__Exercise directions__
Look through the data below and work out how many lines contain the string "XAUUSD". Give the number alone.

__Data supplied__

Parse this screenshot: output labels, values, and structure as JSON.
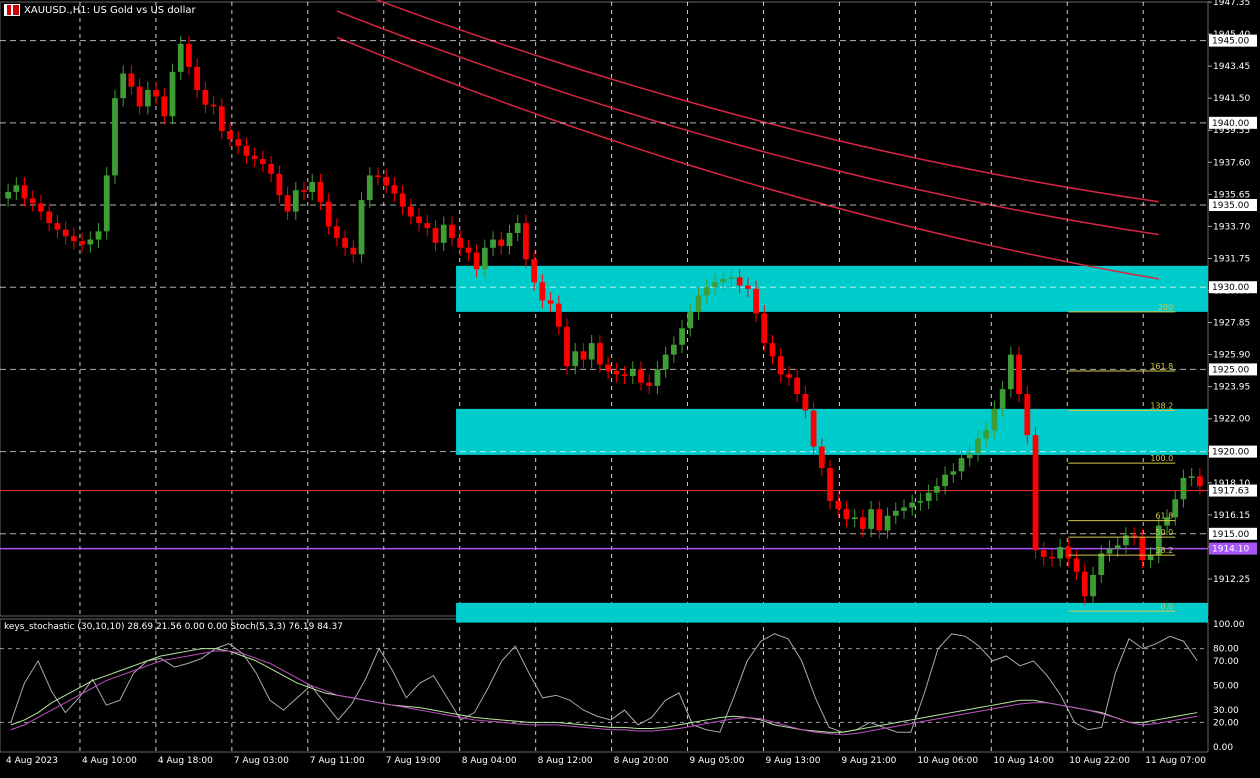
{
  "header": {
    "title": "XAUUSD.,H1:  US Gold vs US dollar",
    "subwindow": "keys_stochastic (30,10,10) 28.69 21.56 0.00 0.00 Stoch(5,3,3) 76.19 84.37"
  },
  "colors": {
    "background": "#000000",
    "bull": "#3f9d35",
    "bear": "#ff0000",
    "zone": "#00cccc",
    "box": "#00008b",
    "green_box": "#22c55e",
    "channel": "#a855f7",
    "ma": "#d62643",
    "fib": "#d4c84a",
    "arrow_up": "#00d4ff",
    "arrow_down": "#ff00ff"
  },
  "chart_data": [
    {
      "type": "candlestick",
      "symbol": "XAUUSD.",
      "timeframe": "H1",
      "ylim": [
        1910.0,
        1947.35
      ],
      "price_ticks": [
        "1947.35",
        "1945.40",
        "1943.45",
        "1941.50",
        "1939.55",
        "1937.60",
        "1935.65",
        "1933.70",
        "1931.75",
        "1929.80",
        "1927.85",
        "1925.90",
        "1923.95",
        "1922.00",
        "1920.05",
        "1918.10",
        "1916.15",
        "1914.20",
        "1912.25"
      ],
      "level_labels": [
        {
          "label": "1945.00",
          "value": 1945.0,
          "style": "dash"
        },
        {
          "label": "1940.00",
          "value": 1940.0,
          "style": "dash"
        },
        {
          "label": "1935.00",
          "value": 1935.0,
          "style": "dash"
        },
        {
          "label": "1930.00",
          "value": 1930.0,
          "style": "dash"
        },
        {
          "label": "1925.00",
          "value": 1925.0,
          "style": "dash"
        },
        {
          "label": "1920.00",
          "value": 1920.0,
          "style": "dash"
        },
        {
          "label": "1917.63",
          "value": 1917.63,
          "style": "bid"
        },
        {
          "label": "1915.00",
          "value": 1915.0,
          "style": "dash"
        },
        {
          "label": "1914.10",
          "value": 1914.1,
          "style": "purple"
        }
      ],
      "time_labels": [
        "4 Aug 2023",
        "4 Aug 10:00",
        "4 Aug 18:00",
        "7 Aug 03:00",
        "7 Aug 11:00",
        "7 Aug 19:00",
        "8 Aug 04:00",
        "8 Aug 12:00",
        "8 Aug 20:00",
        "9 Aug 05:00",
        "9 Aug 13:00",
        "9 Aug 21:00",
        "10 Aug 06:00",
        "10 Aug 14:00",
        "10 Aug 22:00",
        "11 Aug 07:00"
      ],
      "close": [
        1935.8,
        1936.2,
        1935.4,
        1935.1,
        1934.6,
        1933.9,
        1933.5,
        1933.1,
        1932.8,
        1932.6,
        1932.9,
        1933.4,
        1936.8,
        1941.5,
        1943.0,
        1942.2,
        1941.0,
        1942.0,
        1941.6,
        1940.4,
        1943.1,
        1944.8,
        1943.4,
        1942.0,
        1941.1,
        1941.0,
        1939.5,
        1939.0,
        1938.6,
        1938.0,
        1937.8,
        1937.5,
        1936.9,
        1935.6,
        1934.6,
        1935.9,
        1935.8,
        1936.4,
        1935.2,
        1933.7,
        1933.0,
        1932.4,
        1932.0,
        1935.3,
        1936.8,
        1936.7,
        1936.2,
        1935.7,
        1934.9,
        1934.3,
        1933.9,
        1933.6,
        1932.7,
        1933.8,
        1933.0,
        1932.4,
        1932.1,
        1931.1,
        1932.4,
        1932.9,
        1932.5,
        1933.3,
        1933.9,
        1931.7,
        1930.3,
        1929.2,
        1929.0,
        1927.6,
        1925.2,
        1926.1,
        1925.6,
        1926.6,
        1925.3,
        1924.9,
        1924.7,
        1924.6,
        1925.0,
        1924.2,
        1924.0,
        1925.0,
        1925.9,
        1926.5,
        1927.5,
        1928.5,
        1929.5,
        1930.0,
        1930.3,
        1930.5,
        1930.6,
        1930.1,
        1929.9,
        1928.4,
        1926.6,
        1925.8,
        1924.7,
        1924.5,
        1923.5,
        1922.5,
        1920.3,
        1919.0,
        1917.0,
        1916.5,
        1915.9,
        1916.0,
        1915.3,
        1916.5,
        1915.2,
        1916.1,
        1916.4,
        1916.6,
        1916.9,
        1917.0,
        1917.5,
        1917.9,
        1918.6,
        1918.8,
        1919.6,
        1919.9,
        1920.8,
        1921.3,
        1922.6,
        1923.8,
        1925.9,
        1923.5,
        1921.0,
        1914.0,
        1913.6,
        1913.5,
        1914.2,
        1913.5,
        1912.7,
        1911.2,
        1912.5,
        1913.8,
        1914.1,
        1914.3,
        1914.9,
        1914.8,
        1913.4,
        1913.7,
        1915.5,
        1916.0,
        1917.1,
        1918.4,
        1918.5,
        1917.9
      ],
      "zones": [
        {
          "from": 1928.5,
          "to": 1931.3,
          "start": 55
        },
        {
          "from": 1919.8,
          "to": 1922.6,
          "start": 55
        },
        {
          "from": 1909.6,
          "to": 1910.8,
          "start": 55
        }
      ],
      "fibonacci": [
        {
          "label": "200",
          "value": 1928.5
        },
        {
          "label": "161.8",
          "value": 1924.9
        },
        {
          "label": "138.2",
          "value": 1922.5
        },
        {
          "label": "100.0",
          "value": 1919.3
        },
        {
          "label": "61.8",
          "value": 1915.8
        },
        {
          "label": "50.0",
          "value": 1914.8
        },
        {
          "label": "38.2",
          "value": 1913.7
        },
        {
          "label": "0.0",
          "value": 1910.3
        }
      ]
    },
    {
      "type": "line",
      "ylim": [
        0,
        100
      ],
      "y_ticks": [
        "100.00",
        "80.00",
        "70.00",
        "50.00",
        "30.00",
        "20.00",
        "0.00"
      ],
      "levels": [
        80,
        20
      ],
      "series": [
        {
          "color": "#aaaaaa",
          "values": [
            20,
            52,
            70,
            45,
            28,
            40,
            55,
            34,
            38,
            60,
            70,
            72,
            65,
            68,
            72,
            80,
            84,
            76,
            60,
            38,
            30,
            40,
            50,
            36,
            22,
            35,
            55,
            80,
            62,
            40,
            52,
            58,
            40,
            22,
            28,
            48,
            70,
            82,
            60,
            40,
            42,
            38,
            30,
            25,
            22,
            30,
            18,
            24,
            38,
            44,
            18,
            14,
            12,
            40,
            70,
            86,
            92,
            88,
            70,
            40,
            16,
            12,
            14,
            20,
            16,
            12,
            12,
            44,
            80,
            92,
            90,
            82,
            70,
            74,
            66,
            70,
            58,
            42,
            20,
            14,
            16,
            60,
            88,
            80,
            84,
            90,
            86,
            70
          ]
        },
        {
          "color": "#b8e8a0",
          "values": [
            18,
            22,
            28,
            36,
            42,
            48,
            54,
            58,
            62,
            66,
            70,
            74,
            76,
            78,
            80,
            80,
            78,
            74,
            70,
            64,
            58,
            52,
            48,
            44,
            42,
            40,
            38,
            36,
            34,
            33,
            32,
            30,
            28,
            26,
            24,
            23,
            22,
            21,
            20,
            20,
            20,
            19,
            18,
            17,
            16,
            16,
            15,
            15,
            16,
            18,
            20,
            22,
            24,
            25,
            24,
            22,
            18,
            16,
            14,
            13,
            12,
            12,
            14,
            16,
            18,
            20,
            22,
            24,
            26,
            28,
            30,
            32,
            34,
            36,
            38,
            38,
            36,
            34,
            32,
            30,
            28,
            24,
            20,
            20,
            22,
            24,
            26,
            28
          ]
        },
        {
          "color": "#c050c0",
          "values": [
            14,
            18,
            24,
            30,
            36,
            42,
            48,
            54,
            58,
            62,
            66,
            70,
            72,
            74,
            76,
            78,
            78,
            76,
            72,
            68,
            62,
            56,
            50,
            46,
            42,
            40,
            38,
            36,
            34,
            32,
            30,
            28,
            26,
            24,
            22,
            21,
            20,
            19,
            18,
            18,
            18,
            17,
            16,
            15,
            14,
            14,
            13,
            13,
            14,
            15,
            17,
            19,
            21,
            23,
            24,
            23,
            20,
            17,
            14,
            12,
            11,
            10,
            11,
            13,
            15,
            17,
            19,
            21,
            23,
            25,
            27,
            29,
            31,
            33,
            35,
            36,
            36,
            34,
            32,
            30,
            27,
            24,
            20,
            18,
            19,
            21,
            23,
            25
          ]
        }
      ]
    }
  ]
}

__Task result__
2